- [Records to use]:
- - - - - - -

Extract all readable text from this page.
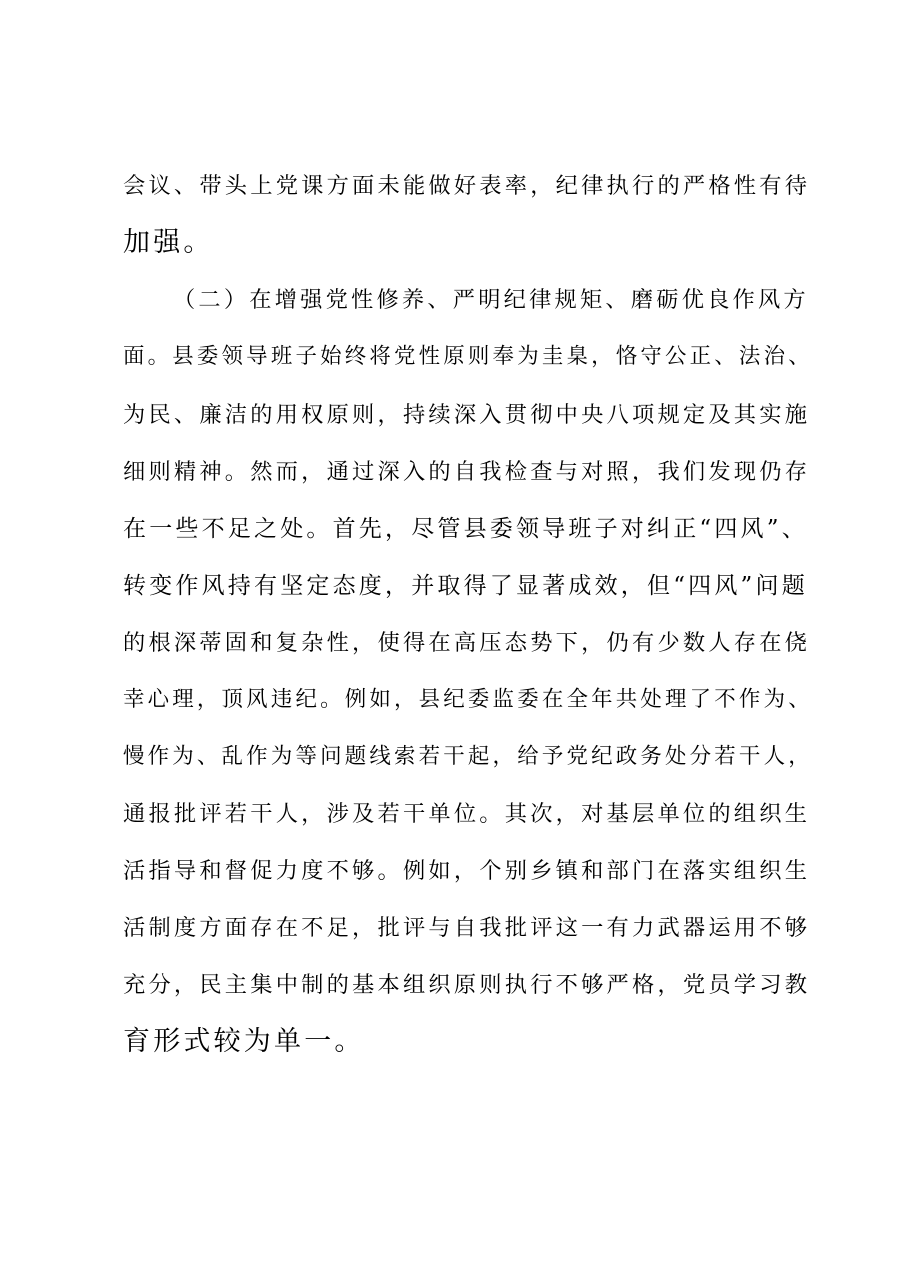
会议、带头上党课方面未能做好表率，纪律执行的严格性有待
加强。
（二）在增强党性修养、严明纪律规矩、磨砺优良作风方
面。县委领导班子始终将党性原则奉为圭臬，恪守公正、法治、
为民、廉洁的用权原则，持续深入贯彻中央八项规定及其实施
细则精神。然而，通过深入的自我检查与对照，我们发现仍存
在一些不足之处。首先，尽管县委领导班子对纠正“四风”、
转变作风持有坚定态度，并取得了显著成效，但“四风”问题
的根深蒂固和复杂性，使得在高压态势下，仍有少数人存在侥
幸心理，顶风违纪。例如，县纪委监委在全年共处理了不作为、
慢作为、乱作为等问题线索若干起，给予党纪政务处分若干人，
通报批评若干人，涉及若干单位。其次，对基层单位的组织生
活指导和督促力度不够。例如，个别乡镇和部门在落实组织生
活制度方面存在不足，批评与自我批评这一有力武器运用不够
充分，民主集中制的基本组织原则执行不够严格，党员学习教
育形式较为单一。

- - - - - - -

- [Exercise]: Make an exact copy of all the material, but keep the pictures out of it.

- [Exercise output]:
Extract all readable text from this page.
会议、带头上党课方面未能做好表率，纪律执行的严格性有待
加强。
（二）在增强党性修养、严明纪律规矩、磨砺优良作风方
面。县委领导班子始终将党性原则奉为圭臬，恪守公正、法治、
为民、廉洁的用权原则，持续深入贯彻中央八项规定及其实施
细则精神。然而，通过深入的自我检查与对照，我们发现仍存
在一些不足之处。首先，尽管县委领导班子对纠正“四风”、
转变作风持有坚定态度，并取得了显著成效，但“四风”问题
的根深蒂固和复杂性，使得在高压态势下，仍有少数人存在侥
幸心理，顶风违纪。例如，县纪委监委在全年共处理了不作为、
慢作为、乱作为等问题线索若干起，给予党纪政务处分若干人，
通报批评若干人，涉及若干单位。其次，对基层单位的组织生
活指导和督促力度不够。例如，个别乡镇和部门在落实组织生
活制度方面存在不足，批评与自我批评这一有力武器运用不够
充分，民主集中制的基本组织原则执行不够严格，党员学习教
育形式较为单一。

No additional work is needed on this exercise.